— Start of Data for this exercise —
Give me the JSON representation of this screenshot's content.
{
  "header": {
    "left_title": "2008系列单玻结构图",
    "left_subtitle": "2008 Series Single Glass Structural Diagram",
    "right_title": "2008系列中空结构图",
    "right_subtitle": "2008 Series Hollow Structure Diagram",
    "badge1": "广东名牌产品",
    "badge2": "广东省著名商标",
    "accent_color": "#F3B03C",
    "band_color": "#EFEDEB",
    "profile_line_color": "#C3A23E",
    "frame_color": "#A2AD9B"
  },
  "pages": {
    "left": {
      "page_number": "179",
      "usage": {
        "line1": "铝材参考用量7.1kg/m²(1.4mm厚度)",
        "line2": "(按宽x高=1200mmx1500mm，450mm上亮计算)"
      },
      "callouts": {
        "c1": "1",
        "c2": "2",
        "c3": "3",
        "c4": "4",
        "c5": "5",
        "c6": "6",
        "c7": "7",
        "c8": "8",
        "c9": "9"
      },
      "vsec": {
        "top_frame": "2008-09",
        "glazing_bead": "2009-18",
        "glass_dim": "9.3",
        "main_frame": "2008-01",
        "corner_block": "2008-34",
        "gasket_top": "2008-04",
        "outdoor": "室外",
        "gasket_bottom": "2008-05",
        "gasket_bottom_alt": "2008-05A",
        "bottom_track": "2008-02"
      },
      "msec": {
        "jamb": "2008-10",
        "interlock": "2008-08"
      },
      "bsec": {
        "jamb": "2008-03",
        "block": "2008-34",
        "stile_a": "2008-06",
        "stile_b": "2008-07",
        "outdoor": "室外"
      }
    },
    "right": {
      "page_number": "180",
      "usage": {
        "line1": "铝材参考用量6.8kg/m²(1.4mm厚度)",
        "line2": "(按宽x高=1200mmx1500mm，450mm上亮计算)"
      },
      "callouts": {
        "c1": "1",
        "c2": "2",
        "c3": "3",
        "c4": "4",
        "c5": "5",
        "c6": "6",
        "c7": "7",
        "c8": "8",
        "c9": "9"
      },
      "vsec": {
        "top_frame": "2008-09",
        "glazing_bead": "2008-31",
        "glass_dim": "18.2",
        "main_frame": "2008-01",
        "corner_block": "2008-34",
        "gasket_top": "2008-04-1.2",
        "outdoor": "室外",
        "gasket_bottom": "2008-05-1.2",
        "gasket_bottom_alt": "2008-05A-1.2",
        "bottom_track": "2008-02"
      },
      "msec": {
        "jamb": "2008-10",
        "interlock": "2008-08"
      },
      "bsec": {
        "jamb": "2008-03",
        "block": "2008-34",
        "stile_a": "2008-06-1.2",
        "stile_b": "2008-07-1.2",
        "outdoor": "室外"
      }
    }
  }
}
— End of Data for this exercise —
### The exercise
Write down every line of the data exactly as it appears above.

### Response
Give me the JSON representation of this screenshot's content.
{
  "header": {
    "left_title": "2008系列单玻结构图",
    "left_subtitle": "2008 Series Single Glass Structural Diagram",
    "right_title": "2008系列中空结构图",
    "right_subtitle": "2008 Series Hollow Structure Diagram",
    "badge1": "广东名牌产品",
    "badge2": "广东省著名商标",
    "accent_color": "#F3B03C",
    "band_color": "#EFEDEB",
    "profile_line_color": "#C3A23E",
    "frame_color": "#A2AD9B"
  },
  "pages": {
    "left": {
      "page_number": "179",
      "usage": {
        "line1": "铝材参考用量7.1kg/m²(1.4mm厚度)",
        "line2": "(按宽x高=1200mmx1500mm，450mm上亮计算)"
      },
      "callouts": {
        "c1": "1",
        "c2": "2",
        "c3": "3",
        "c4": "4",
        "c5": "5",
        "c6": "6",
        "c7": "7",
        "c8": "8",
        "c9": "9"
      },
      "vsec": {
        "top_frame": "2008-09",
        "glazing_bead": "2009-18",
        "glass_dim": "9.3",
        "main_frame": "2008-01",
        "corner_block": "2008-34",
        "gasket_top": "2008-04",
        "outdoor": "室外",
        "gasket_bottom": "2008-05",
        "gasket_bottom_alt": "2008-05A",
        "bottom_track": "2008-02"
      },
      "msec": {
        "jamb": "2008-10",
        "interlock": "2008-08"
      },
      "bsec": {
        "jamb": "2008-03",
        "block": "2008-34",
        "stile_a": "2008-06",
        "stile_b": "2008-07",
        "outdoor": "室外"
      }
    },
    "right": {
      "page_number": "180",
      "usage": {
        "line1": "铝材参考用量6.8kg/m²(1.4mm厚度)",
        "line2": "(按宽x高=1200mmx1500mm，450mm上亮计算)"
      },
      "callouts": {
        "c1": "1",
        "c2": "2",
        "c3": "3",
        "c4": "4",
        "c5": "5",
        "c6": "6",
        "c7": "7",
        "c8": "8",
        "c9": "9"
      },
      "vsec": {
        "top_frame": "2008-09",
        "glazing_bead": "2008-31",
        "glass_dim": "18.2",
        "main_frame": "2008-01",
        "corner_block": "2008-34",
        "gasket_top": "2008-04-1.2",
        "outdoor": "室外",
        "gasket_bottom": "2008-05-1.2",
        "gasket_bottom_alt": "2008-05A-1.2",
        "bottom_track": "2008-02"
      },
      "msec": {
        "jamb": "2008-10",
        "interlock": "2008-08"
      },
      "bsec": {
        "jamb": "2008-03",
        "block": "2008-34",
        "stile_a": "2008-06-1.2",
        "stile_b": "2008-07-1.2",
        "outdoor": "室外"
      }
    }
  }
}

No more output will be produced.